Identify the lines that contain the string "культуры", then copy each of them.

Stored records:
____
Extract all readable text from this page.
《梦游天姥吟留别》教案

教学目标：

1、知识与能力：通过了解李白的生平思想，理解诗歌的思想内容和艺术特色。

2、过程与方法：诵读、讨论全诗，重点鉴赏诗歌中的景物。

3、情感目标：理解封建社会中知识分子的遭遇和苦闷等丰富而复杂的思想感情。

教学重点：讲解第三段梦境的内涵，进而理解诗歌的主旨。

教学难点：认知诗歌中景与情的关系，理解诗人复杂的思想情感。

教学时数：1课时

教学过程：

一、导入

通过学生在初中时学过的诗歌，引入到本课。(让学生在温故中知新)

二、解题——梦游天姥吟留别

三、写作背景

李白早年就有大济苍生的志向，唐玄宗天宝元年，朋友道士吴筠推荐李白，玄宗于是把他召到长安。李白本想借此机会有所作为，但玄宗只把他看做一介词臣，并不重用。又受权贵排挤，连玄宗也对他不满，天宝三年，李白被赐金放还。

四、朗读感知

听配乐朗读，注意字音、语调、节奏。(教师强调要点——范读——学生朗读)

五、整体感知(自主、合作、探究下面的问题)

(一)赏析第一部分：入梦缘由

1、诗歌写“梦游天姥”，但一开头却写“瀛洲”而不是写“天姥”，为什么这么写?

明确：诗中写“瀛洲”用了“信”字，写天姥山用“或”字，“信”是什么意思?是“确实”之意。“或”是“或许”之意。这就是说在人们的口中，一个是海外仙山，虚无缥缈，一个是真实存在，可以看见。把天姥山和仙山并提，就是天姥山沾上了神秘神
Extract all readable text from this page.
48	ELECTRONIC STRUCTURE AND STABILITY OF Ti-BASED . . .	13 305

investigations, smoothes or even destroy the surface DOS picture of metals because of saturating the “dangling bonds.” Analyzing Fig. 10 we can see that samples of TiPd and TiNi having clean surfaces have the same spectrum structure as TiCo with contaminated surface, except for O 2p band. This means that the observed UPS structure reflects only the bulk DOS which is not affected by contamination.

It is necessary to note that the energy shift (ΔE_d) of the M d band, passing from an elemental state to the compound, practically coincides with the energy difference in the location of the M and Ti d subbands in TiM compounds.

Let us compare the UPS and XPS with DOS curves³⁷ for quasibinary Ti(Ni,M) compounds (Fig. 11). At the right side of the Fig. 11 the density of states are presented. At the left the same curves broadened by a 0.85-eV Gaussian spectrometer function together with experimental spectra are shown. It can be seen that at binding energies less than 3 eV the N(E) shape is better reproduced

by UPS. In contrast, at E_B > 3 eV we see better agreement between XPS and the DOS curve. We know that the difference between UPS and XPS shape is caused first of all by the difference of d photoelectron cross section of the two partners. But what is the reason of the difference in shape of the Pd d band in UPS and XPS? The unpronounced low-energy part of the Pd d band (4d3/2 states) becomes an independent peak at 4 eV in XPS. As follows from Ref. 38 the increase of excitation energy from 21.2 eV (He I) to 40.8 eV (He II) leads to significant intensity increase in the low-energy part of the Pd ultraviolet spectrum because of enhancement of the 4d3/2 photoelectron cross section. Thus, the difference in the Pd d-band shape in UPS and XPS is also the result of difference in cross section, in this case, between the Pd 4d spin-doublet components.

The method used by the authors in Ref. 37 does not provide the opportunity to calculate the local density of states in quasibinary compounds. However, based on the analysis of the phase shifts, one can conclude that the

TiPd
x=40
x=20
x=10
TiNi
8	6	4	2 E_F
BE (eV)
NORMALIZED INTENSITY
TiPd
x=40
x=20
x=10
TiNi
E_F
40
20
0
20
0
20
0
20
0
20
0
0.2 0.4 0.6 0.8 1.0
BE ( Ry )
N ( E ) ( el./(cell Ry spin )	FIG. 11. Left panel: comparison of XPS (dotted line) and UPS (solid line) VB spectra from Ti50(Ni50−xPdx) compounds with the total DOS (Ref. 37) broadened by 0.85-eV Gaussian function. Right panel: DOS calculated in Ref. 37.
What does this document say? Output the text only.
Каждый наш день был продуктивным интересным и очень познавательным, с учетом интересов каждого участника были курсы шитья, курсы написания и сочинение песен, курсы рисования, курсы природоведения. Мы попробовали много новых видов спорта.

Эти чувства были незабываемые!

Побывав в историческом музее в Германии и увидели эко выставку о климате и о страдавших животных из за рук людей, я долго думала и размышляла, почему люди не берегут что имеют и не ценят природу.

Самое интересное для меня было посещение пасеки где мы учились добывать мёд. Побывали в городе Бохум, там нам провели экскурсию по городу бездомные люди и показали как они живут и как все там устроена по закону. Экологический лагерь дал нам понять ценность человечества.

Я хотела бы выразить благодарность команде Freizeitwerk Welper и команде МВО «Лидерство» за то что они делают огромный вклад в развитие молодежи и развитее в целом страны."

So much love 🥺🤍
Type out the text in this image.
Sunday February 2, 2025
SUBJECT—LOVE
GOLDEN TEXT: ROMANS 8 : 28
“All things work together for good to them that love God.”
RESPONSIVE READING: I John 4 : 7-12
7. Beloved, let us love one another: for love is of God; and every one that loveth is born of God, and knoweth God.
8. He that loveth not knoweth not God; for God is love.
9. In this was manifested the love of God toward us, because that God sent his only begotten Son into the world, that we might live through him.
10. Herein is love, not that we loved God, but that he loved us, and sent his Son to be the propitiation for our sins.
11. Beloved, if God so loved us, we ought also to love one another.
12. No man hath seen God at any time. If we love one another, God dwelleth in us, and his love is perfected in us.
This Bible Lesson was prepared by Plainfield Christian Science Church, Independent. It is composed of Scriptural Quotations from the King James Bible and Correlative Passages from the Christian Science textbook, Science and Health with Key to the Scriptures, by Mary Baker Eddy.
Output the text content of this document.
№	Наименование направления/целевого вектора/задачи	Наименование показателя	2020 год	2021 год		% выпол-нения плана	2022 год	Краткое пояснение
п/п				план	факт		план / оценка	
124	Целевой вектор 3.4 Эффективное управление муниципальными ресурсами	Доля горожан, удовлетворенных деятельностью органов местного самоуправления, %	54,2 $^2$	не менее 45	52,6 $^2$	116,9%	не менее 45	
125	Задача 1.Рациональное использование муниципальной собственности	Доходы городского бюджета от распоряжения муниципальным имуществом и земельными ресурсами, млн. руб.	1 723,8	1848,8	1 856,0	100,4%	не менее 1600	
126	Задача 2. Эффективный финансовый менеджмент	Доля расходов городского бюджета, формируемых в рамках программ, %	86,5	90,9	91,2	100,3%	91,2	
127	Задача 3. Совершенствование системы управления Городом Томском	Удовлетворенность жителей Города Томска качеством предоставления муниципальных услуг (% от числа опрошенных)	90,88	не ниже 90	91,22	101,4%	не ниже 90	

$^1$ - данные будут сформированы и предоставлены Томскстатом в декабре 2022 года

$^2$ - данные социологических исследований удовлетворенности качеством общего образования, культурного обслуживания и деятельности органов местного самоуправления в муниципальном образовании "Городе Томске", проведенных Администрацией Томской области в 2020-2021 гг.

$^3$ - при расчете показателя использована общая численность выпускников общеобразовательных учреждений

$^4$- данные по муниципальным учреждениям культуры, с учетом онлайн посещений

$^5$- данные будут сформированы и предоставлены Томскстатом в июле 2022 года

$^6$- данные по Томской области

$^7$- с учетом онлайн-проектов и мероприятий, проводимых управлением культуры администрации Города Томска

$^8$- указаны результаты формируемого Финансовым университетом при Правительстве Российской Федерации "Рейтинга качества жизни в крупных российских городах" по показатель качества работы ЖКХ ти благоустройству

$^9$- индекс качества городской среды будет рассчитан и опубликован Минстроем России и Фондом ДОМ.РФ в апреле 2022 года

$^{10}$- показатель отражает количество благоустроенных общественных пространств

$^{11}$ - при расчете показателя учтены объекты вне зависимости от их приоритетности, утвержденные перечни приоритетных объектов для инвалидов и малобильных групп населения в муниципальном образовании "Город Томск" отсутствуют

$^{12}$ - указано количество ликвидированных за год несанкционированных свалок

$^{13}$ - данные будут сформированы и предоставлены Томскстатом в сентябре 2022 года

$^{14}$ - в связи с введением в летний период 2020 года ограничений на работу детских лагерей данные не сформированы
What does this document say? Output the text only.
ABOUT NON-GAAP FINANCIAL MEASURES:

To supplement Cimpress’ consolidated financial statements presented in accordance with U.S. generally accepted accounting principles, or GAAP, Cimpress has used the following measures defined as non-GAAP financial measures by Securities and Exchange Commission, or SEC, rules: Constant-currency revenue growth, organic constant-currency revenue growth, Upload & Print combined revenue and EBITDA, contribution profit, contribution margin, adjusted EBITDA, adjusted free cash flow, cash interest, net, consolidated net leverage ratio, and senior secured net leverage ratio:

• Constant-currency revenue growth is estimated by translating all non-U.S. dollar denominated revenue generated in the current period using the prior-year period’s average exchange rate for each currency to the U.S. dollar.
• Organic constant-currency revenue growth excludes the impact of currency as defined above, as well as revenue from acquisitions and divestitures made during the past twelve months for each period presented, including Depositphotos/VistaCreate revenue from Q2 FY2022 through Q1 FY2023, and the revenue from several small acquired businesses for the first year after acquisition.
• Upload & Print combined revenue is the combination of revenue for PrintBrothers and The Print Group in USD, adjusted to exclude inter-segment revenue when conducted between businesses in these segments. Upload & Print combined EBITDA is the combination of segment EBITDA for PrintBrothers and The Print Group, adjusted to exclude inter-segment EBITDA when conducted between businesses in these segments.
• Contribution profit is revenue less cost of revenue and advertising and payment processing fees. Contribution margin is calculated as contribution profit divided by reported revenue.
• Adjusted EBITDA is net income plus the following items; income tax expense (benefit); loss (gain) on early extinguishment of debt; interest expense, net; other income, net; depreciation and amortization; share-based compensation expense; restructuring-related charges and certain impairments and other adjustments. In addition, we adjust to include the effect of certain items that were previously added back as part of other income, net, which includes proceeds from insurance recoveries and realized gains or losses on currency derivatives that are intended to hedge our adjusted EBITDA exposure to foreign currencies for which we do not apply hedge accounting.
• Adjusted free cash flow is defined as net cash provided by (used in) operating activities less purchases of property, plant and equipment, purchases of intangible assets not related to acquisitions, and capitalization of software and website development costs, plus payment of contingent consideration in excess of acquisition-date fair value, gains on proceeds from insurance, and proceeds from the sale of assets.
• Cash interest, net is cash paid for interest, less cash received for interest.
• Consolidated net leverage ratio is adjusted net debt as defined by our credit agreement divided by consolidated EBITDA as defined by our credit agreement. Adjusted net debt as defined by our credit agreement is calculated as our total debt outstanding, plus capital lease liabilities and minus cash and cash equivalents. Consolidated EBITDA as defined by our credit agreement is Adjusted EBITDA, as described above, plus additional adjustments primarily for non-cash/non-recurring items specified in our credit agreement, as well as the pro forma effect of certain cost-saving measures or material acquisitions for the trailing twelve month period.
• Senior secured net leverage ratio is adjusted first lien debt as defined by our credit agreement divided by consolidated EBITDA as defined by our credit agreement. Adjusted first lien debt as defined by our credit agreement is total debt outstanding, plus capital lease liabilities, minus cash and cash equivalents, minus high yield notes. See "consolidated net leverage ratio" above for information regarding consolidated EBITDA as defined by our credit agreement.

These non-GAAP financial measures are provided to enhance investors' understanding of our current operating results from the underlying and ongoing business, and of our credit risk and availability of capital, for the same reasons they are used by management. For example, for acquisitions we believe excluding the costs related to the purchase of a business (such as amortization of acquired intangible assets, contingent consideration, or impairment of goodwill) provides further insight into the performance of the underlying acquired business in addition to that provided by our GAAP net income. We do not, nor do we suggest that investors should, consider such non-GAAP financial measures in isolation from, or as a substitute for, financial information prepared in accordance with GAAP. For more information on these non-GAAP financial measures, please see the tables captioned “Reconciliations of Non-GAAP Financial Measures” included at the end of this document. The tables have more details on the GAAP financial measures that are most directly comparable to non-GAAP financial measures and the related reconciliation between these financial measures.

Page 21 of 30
____
Solution to the exercise —
$^4$- данные по муниципальным учреждениям культуры, с учетом онлайн посещений
$^7$- с учетом онлайн-проектов и мероприятий, проводимых управлением культуры администрации Города Томска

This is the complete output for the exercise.